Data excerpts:

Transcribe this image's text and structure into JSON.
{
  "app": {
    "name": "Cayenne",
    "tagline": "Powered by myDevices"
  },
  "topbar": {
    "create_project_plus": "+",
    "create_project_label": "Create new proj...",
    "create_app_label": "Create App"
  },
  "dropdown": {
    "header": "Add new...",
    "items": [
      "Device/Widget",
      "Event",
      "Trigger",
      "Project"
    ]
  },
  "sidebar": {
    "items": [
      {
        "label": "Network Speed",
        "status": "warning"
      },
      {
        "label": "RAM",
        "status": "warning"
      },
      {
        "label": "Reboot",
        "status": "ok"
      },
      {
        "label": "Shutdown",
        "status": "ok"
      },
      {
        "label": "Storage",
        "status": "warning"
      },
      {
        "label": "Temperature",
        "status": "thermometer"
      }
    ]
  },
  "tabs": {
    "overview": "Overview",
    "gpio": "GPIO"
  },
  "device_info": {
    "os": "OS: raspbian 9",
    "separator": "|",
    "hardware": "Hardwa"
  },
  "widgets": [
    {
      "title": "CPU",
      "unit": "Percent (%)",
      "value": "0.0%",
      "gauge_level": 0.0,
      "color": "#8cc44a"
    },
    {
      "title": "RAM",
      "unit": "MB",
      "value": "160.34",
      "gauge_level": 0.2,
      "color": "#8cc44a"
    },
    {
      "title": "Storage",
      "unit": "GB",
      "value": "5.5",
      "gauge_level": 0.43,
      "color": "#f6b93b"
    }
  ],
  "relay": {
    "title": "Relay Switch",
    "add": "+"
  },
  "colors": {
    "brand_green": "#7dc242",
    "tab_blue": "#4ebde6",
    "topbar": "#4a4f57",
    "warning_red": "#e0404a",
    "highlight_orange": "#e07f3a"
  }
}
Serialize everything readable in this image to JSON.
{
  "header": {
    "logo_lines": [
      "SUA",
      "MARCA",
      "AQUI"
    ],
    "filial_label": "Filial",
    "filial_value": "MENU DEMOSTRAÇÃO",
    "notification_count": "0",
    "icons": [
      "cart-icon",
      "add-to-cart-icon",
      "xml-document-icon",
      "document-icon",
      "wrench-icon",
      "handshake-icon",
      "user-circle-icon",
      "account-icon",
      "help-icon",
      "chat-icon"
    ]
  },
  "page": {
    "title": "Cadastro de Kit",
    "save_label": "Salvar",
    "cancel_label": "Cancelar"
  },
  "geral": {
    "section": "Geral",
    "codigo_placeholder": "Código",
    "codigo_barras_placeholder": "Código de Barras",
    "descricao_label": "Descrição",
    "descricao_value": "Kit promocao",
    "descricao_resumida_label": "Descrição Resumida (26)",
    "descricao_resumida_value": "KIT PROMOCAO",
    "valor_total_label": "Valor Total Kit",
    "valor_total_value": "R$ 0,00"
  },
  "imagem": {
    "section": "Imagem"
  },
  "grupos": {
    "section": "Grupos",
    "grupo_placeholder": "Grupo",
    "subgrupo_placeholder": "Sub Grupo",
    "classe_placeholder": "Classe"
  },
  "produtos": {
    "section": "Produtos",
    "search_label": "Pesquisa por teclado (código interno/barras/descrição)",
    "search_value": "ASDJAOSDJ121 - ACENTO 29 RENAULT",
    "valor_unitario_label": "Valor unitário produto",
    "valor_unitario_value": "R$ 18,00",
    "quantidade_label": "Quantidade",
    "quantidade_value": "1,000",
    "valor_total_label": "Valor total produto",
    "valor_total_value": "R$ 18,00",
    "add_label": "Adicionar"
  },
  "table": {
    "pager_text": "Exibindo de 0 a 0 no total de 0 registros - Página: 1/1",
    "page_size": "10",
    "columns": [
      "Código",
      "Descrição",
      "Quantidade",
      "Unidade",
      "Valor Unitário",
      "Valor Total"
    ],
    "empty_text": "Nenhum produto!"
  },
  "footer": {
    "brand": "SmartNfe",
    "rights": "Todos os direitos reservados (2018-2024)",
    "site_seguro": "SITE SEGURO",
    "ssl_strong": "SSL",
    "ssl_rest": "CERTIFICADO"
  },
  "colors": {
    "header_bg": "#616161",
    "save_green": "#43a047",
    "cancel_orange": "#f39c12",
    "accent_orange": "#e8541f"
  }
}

...

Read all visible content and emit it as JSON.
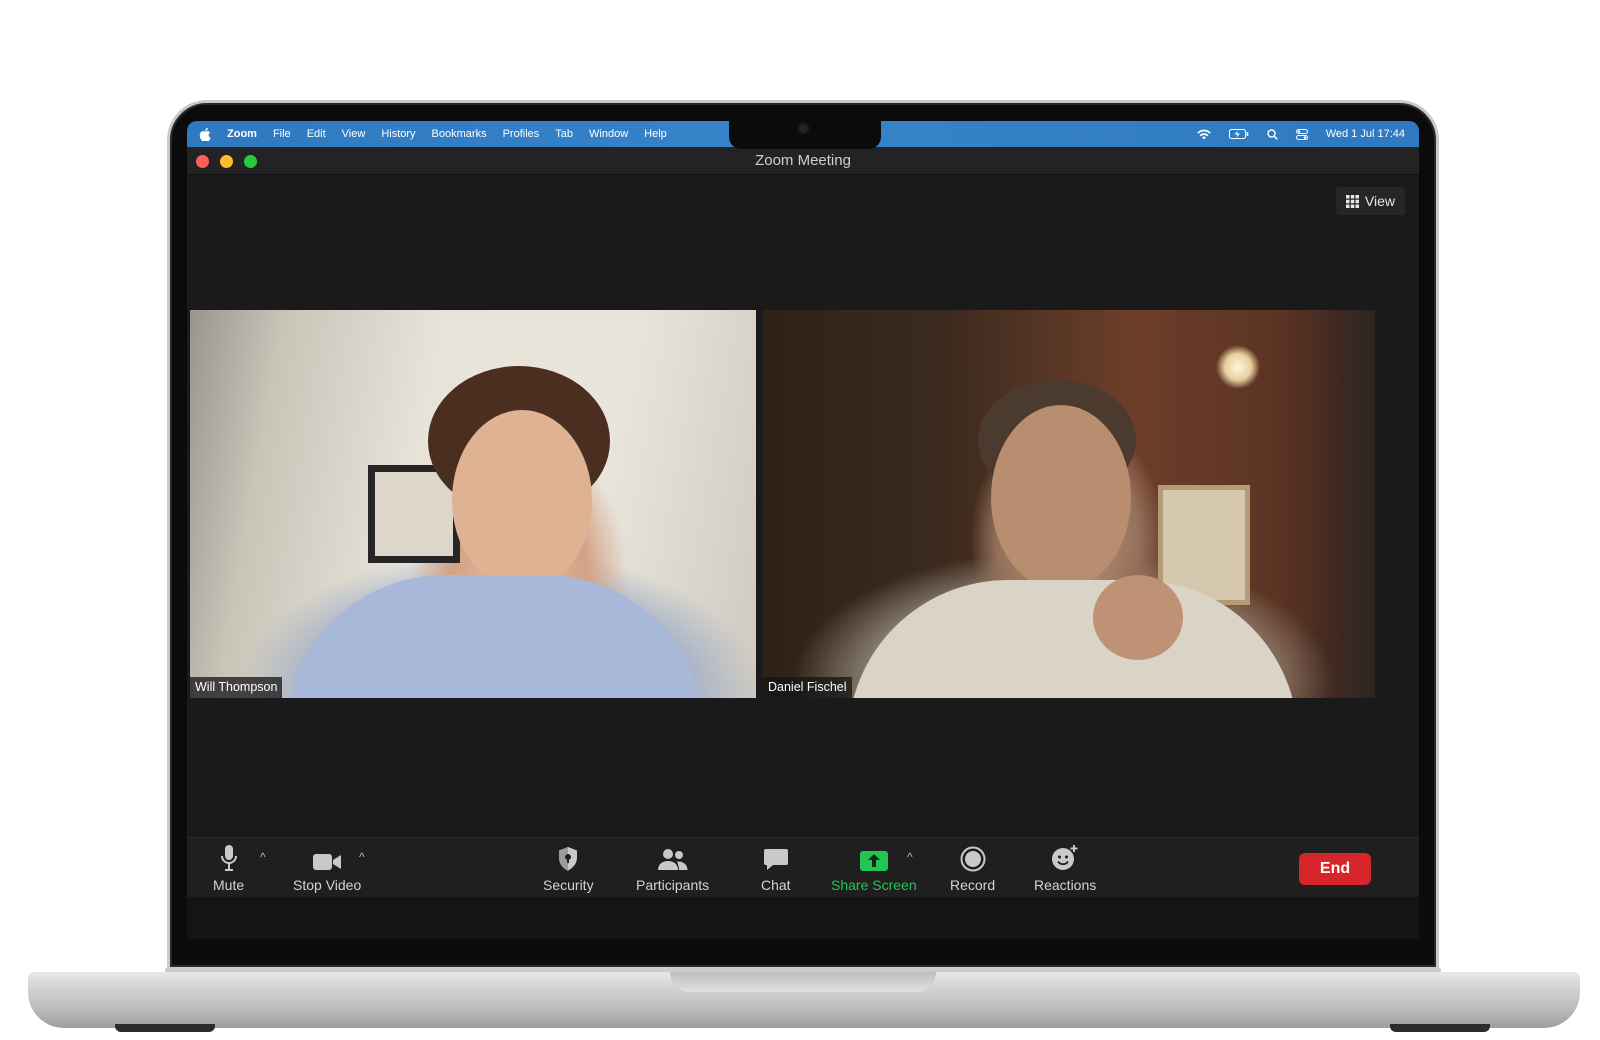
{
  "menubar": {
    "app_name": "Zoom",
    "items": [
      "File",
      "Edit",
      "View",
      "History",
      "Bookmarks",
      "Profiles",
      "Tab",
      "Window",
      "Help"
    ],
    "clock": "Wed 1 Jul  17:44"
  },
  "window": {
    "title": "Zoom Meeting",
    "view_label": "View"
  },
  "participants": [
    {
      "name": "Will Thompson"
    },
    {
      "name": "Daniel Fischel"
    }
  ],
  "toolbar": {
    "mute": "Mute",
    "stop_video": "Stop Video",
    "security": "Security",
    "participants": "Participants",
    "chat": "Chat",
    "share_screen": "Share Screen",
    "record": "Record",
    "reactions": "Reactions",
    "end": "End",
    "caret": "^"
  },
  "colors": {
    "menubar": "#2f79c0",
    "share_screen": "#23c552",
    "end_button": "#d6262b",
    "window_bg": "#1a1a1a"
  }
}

---

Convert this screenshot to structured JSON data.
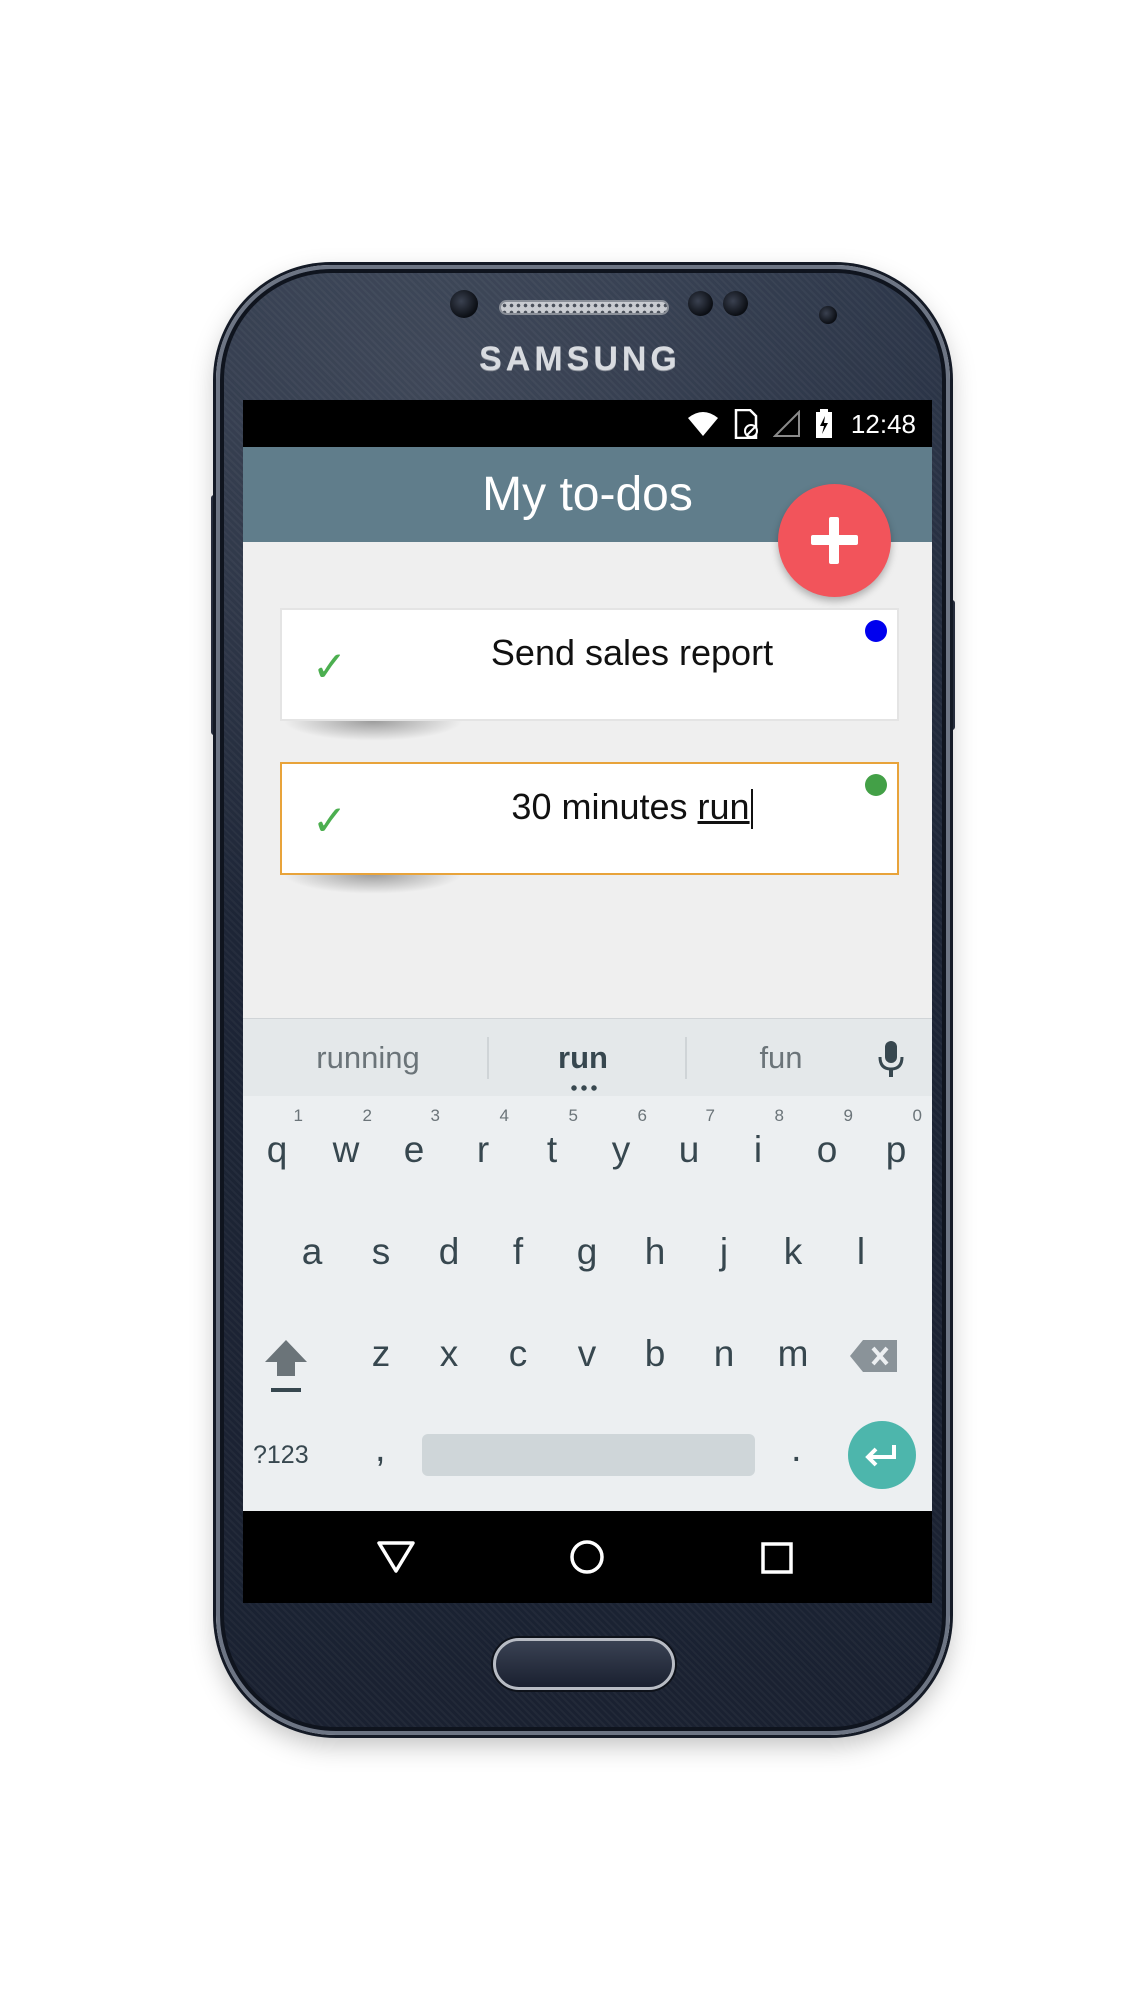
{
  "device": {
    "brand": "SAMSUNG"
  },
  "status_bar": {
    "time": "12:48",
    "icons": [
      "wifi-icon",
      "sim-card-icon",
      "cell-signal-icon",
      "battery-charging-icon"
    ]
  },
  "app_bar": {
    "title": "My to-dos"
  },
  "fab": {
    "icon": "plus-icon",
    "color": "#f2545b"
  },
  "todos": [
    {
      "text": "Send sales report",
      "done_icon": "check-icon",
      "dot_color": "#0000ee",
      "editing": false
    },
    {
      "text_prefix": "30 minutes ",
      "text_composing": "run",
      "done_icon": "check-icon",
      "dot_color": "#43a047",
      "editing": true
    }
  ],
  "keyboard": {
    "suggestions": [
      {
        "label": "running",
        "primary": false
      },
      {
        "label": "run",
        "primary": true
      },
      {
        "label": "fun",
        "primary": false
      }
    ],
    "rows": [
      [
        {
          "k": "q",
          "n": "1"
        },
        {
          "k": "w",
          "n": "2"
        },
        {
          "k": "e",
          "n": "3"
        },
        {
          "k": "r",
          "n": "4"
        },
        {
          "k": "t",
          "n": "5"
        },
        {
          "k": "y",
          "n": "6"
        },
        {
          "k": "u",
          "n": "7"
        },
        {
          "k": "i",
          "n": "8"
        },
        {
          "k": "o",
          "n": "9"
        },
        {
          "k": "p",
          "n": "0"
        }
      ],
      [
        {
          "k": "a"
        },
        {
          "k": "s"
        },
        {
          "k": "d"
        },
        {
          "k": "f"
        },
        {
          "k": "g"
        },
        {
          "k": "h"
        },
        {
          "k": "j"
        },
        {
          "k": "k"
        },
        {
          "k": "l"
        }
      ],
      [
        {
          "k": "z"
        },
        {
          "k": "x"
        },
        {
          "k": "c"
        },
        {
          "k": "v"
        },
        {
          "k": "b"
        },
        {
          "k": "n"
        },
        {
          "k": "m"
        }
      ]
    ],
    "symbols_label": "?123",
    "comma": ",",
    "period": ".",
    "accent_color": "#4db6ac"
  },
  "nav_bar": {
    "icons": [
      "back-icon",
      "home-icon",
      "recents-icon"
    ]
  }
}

## Problem:
State how many lines above include the word "title", and nothing more.

## Expected answer:
7